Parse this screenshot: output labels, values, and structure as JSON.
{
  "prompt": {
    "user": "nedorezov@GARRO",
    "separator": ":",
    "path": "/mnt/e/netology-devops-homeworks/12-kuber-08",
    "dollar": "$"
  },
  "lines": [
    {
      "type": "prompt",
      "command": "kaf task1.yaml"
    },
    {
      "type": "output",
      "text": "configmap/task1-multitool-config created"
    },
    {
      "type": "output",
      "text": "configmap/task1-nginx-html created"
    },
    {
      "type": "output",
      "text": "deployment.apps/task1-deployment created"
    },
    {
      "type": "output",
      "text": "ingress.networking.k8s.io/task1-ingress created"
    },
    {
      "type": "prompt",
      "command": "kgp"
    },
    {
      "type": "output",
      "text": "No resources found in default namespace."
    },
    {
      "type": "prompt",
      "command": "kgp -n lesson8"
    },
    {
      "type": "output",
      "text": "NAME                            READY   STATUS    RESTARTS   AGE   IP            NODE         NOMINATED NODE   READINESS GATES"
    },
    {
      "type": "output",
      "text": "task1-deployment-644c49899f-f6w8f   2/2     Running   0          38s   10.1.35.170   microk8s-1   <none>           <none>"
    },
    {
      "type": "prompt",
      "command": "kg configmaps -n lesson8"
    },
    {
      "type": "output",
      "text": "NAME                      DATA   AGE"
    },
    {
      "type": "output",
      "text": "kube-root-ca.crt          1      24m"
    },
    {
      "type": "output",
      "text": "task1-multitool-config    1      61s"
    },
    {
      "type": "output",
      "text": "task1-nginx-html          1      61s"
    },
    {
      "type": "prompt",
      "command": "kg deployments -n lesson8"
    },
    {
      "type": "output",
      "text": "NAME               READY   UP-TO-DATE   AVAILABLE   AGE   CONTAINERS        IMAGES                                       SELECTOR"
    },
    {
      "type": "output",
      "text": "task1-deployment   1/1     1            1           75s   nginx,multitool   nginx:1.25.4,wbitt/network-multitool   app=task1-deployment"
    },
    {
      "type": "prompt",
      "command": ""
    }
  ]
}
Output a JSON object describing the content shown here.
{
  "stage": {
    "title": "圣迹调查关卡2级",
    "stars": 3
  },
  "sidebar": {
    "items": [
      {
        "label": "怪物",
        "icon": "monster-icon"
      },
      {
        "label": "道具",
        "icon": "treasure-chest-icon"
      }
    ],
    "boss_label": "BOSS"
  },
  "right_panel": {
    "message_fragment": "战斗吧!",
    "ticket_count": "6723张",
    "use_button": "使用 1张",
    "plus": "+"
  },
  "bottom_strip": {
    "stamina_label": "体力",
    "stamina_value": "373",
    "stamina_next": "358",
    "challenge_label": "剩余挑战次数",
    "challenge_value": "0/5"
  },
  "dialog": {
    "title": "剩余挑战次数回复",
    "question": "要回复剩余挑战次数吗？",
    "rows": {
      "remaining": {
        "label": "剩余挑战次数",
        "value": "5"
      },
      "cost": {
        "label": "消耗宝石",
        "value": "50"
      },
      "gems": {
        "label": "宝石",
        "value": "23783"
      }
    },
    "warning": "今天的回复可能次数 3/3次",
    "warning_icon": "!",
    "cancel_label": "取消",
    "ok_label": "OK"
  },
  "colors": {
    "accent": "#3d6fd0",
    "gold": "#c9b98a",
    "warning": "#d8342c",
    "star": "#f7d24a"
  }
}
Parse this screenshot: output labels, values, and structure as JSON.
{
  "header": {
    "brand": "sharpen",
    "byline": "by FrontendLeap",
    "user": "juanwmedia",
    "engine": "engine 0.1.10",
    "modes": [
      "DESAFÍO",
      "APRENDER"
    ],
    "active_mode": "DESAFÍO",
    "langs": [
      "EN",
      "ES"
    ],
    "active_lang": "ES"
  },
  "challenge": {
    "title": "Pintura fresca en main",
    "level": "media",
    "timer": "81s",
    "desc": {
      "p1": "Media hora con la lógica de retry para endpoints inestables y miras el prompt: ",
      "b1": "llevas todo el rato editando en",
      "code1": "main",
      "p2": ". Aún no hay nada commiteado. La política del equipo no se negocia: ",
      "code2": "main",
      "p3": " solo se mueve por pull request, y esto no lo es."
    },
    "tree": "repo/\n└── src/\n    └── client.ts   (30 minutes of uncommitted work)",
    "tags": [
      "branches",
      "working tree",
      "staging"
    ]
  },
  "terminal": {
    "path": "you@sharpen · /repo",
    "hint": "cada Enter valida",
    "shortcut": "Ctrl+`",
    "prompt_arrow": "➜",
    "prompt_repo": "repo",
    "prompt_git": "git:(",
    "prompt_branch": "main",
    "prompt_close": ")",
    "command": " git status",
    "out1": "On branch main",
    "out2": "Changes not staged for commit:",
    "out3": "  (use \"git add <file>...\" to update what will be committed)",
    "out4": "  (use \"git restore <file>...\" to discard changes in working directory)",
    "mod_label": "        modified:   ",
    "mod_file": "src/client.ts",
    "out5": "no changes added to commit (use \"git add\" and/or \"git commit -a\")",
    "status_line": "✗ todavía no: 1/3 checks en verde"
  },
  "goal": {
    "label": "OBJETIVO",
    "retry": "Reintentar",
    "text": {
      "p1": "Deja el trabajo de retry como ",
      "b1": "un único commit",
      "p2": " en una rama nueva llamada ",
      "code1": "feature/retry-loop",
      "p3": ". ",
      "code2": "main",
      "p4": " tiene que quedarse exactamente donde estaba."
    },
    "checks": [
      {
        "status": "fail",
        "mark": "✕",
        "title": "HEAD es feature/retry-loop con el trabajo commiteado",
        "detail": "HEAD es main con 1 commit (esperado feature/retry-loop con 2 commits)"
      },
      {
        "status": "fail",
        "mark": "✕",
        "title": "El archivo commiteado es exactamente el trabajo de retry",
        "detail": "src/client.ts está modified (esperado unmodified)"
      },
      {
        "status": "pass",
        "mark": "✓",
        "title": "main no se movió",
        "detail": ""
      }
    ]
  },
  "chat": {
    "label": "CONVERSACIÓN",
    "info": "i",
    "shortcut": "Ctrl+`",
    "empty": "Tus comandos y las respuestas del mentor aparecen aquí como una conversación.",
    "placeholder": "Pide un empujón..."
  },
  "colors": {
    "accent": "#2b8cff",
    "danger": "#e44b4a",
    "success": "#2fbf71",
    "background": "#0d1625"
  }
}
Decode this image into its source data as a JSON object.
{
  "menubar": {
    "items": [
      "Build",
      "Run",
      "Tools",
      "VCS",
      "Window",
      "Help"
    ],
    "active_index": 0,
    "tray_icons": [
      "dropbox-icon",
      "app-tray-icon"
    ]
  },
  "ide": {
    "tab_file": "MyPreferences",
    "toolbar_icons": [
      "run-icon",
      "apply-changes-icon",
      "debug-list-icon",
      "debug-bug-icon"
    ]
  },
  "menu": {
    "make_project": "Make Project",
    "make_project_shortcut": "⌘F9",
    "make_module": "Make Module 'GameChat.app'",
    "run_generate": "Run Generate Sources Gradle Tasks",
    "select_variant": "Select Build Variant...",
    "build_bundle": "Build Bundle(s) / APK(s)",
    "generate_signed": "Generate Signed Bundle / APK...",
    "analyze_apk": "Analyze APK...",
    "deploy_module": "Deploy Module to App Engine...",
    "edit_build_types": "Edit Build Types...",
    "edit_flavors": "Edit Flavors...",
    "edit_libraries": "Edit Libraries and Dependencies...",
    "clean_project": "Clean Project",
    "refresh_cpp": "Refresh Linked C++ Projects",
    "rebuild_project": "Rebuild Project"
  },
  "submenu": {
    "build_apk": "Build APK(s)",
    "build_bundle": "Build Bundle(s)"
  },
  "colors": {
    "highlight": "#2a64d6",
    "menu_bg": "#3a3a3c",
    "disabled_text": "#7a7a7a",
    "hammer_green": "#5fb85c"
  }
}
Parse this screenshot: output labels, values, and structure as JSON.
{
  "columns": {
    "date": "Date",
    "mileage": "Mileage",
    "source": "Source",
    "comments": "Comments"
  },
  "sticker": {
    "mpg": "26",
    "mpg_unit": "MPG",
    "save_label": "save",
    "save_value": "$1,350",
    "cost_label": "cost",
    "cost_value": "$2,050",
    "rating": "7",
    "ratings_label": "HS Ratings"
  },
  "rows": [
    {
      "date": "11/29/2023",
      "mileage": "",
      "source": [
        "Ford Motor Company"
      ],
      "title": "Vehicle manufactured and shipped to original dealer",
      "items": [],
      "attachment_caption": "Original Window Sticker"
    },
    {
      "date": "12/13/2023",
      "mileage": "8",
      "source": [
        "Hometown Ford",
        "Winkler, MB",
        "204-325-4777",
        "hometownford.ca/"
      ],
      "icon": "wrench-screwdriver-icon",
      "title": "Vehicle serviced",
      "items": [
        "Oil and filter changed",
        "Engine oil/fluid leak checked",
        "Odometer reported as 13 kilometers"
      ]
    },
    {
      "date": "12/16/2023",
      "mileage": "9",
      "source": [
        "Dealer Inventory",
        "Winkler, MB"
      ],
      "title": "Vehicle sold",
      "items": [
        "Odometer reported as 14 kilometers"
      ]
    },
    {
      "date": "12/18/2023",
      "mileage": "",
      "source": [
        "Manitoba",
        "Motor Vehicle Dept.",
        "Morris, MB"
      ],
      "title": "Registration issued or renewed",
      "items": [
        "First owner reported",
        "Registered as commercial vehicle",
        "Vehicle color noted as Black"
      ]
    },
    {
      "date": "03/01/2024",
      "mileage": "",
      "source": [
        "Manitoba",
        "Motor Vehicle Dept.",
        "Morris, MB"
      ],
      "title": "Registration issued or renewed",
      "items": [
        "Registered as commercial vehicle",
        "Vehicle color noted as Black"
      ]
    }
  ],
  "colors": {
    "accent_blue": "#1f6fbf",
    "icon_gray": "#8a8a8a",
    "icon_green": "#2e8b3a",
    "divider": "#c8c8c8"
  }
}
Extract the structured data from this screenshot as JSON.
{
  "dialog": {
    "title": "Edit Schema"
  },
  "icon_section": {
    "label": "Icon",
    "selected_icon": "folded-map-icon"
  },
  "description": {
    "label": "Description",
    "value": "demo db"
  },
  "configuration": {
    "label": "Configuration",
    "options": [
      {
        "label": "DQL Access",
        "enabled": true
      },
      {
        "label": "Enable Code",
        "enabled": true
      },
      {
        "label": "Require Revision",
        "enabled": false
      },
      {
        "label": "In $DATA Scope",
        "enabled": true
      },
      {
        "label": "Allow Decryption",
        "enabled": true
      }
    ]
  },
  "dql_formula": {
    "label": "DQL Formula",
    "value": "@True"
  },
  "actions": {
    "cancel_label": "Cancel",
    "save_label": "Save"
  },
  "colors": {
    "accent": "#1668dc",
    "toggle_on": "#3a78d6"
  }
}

> [What this task involves]:
Of the lines above, copy each that contains "commiteado".

> [Reply to the exercise]:
      "p2": ". Aún no hay nada commiteado. La política del equipo no se negocia: ",
        "title": "HEAD es feature/retry-loop con el trabajo commiteado",
        "title": "El archivo commiteado es exactamente el trabajo de retry",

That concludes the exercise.